*Task prompt*
Select every line containing the word "Zaporizhia" from the material, and copy those lines.

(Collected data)
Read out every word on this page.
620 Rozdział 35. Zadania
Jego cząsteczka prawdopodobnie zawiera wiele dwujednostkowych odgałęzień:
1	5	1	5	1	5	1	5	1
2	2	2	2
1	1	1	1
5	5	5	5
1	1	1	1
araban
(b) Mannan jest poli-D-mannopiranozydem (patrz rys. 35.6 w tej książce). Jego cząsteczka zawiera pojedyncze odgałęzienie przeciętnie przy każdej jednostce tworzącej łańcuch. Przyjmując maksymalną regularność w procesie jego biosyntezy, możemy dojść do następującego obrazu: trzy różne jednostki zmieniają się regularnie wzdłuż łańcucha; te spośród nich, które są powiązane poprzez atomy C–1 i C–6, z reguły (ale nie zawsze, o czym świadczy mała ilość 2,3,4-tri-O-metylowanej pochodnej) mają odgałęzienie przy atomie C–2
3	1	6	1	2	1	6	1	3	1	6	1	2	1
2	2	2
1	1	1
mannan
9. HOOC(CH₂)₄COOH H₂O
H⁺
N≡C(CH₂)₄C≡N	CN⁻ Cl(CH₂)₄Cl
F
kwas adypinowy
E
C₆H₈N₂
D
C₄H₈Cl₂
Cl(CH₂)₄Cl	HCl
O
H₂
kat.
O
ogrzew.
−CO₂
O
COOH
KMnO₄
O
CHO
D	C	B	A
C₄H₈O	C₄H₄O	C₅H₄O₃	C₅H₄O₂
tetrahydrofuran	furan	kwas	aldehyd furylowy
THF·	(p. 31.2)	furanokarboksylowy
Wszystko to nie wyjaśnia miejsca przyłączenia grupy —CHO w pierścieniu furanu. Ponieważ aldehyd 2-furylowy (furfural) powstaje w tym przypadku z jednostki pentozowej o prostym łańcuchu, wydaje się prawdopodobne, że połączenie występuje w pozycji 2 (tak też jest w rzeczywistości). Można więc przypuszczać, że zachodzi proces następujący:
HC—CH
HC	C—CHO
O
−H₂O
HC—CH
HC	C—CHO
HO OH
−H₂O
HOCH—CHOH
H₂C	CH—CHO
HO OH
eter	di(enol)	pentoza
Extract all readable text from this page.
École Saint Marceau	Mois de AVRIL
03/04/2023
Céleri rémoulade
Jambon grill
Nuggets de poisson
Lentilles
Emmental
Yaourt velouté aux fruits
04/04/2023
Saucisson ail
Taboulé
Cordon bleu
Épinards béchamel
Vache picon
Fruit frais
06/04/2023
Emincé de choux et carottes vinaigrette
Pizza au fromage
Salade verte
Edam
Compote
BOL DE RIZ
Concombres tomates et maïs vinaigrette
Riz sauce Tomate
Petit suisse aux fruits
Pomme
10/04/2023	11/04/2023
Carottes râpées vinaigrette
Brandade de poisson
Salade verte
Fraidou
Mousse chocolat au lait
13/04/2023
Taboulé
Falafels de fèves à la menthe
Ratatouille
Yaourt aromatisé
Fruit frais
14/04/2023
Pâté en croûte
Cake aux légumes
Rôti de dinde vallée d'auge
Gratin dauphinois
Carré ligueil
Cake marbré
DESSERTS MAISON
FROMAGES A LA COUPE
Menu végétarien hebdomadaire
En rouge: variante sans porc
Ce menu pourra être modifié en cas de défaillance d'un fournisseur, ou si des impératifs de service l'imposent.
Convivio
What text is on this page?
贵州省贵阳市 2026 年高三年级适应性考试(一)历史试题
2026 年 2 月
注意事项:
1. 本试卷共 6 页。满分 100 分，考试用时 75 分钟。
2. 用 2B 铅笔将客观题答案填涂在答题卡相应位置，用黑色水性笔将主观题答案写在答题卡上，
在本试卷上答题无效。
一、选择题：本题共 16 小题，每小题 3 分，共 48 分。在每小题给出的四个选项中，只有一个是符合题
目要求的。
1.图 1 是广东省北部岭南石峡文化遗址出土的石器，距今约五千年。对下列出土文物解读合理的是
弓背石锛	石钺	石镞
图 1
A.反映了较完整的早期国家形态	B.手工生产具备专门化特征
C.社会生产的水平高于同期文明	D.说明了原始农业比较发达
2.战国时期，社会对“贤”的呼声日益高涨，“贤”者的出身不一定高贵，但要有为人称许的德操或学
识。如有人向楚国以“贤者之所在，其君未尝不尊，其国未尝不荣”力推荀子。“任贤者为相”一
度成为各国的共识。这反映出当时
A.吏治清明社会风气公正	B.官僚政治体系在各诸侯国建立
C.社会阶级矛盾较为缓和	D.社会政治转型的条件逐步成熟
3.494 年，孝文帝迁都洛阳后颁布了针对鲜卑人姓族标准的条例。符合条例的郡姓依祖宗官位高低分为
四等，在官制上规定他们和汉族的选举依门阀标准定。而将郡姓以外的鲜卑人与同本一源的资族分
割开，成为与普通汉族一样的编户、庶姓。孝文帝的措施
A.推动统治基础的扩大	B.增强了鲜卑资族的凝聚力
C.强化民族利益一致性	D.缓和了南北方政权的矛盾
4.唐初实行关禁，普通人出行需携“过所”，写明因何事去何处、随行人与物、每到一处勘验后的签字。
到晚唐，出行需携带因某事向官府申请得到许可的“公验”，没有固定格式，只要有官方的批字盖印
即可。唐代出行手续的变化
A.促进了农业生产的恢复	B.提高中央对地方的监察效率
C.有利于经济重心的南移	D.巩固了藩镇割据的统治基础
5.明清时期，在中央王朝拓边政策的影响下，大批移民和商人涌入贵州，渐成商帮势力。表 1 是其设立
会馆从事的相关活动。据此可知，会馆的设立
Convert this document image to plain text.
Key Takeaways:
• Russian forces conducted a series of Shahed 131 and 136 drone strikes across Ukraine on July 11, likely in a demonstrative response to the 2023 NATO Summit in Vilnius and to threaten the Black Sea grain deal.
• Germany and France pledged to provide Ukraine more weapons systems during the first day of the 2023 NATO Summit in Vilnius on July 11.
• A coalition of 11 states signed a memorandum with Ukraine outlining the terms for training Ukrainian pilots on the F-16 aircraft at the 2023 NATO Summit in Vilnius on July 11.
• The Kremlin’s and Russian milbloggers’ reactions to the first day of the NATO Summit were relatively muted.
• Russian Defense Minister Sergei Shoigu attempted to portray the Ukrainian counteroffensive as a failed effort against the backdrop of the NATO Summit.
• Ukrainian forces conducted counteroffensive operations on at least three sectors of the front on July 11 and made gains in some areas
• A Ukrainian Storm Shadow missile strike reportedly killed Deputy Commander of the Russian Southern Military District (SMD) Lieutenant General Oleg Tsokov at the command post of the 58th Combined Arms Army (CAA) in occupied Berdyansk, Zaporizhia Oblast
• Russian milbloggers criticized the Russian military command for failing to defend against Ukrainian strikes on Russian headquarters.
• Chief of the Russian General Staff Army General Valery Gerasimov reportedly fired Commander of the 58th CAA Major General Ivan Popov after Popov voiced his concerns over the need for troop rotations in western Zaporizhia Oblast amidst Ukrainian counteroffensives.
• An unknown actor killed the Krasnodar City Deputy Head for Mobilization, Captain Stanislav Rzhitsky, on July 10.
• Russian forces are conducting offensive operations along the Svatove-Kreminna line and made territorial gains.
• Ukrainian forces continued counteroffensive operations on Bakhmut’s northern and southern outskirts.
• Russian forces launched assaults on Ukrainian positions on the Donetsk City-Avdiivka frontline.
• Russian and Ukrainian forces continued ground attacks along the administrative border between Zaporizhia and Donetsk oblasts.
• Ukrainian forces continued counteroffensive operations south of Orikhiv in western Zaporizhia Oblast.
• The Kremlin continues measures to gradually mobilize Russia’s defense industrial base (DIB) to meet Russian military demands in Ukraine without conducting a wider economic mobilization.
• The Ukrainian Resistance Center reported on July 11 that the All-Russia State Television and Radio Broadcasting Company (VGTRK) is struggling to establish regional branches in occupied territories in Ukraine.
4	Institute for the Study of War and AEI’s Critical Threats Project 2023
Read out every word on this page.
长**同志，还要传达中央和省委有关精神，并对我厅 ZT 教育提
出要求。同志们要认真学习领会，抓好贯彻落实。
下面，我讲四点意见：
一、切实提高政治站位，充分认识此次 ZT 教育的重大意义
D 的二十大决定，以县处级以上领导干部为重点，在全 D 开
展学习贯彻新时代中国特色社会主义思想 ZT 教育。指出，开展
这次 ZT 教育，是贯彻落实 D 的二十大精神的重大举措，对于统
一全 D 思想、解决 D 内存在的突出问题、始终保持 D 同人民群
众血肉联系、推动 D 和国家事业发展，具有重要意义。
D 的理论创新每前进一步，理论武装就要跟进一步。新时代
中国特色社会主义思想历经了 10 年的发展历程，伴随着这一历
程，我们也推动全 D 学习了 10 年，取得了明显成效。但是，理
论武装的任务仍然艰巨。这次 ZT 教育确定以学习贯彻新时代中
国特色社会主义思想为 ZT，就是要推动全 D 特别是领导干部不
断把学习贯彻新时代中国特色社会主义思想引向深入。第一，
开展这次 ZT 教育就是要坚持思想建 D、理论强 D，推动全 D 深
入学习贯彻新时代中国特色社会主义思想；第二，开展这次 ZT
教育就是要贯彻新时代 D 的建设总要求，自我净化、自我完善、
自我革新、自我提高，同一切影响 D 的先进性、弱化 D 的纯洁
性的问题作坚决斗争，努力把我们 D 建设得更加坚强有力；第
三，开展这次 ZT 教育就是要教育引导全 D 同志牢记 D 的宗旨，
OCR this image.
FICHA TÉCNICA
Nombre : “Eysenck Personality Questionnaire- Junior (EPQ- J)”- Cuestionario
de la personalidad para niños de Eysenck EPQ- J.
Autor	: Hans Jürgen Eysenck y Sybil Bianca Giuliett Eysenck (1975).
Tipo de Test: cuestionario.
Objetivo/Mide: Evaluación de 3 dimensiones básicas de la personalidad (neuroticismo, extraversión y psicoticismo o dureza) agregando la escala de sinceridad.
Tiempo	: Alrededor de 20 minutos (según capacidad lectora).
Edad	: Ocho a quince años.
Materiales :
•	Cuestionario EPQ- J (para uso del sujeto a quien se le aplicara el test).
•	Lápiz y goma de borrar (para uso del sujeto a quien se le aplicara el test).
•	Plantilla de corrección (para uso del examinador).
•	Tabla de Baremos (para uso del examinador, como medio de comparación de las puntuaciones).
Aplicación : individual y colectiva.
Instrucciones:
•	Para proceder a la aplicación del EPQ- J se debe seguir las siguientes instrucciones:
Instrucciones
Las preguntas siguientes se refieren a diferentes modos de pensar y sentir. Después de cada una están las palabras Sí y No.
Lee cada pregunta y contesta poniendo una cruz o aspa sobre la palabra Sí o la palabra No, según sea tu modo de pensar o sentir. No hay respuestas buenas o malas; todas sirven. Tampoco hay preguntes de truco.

*Written response*
• A Ukrainian Storm Shadow missile strike reportedly killed Deputy Commander of the Russian Southern Military District (SMD) Lieutenant General Oleg Tsokov at the command post of the 58th Combined Arms Army (CAA) in occupied Berdyansk, Zaporizhia Oblast
• Chief of the Russian General Staff Army General Valery Gerasimov reportedly fired Commander of the 58th CAA Major General Ivan Popov after Popov voiced his concerns over the need for troop rotations in western Zaporizhia Oblast amidst Ukrainian counteroffensives.
• Russian and Ukrainian forces continued ground attacks along the administrative border between Zaporizhia and Donetsk oblasts.
• Ukrainian forces continued counteroffensive operations south of Orikhiv in western Zaporizhia Oblast.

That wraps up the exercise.